(Figure contents as structured data)
-*-*-

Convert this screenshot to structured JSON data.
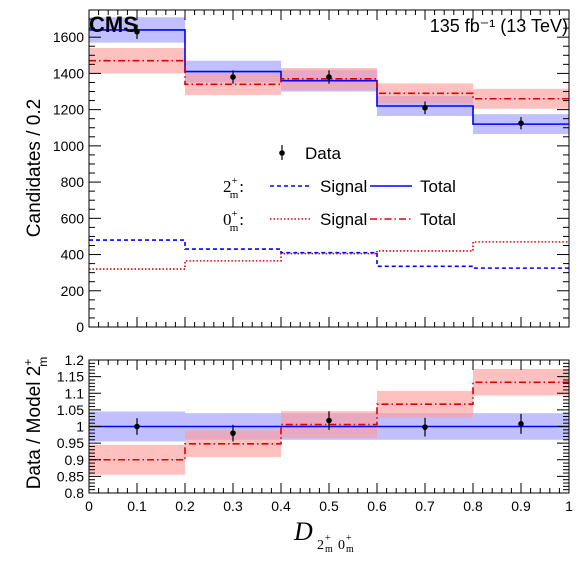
{
  "chart_data": [
    {
      "type": "step",
      "title": "CMS",
      "subtitle": "135 fb⁻¹ (13 TeV)",
      "ylabel": "Candidates / 0.2",
      "xlim": [
        0,
        1
      ],
      "ylim": [
        0,
        1750
      ],
      "y_ticks": [
        0,
        200,
        400,
        600,
        800,
        1000,
        1200,
        1400,
        1600
      ],
      "bin_edges": [
        0,
        0.2,
        0.4,
        0.6,
        0.8,
        1.0
      ],
      "data": {
        "name": "Data",
        "x": [
          0.1,
          0.3,
          0.5,
          0.7,
          0.9
        ],
        "y": [
          1630,
          1380,
          1380,
          1210,
          1125
        ],
        "yerr": [
          40,
          37,
          37,
          35,
          34
        ]
      },
      "series": [
        {
          "name": "Total",
          "group": "2m+",
          "style": "solid",
          "color": "#0000ff",
          "values": [
            1640,
            1410,
            1360,
            1220,
            1120
          ],
          "band": [
            70,
            60,
            60,
            55,
            55
          ]
        },
        {
          "name": "Signal",
          "group": "2m+",
          "style": "dashed",
          "color": "#0000ff",
          "values": [
            480,
            430,
            410,
            335,
            325
          ]
        },
        {
          "name": "Total",
          "group": "0m+",
          "style": "dashdot",
          "color": "#dd0000",
          "values": [
            1470,
            1340,
            1370,
            1290,
            1260
          ],
          "band": [
            70,
            60,
            60,
            55,
            55
          ]
        },
        {
          "name": "Signal",
          "group": "0m+",
          "style": "dotted",
          "color": "#dd0000",
          "values": [
            320,
            365,
            405,
            420,
            470
          ]
        }
      ],
      "legend": {
        "data_label": "Data",
        "row_2m": "2",
        "row_0m": "0",
        "signal_label": "Signal",
        "total_label": "Total",
        "placement": "center"
      }
    },
    {
      "type": "ratio",
      "ylabel": "Data / Model 2",
      "xlabel": "D",
      "xlim": [
        0,
        1
      ],
      "ylim": [
        0.8,
        1.2
      ],
      "x_ticks": [
        0,
        0.1,
        0.2,
        0.3,
        0.4,
        0.5,
        0.6,
        0.7,
        0.8,
        0.9,
        1
      ],
      "y_ticks": [
        0.8,
        0.85,
        0.9,
        0.95,
        1,
        1.05,
        1.1,
        1.15,
        1.2
      ],
      "bin_edges": [
        0,
        0.2,
        0.4,
        0.6,
        0.8,
        1.0
      ],
      "data": {
        "x": [
          0.1,
          0.3,
          0.5,
          0.7,
          0.9
        ],
        "y": [
          1.0,
          0.98,
          1.018,
          0.998,
          1.008
        ],
        "yerr": [
          0.025,
          0.025,
          0.028,
          0.028,
          0.03
        ]
      },
      "series": [
        {
          "name": "2m+ model",
          "color": "#0000ff",
          "values": [
            1.0,
            1.0,
            1.0,
            1.0,
            1.0
          ],
          "band": [
            0.045,
            0.04,
            0.04,
            0.04,
            0.04
          ]
        },
        {
          "name": "0m+ model",
          "color": "#dd0000",
          "values": [
            0.9,
            0.948,
            1.006,
            1.067,
            1.133
          ],
          "band": [
            0.045,
            0.04,
            0.04,
            0.04,
            0.04
          ]
        }
      ]
    }
  ],
  "colors": {
    "blue": "#0000ff",
    "red": "#dd0000",
    "blue_band": "#9999ff",
    "red_band": "#ff9999"
  }
}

-*-*-

> **What to do**: Go through the records and show every line with the string "ylabel" in it.

> **Response for this exercise**:
      "ylabel": "Candidates / 0.2",
      "ylabel": "Data / Model 2",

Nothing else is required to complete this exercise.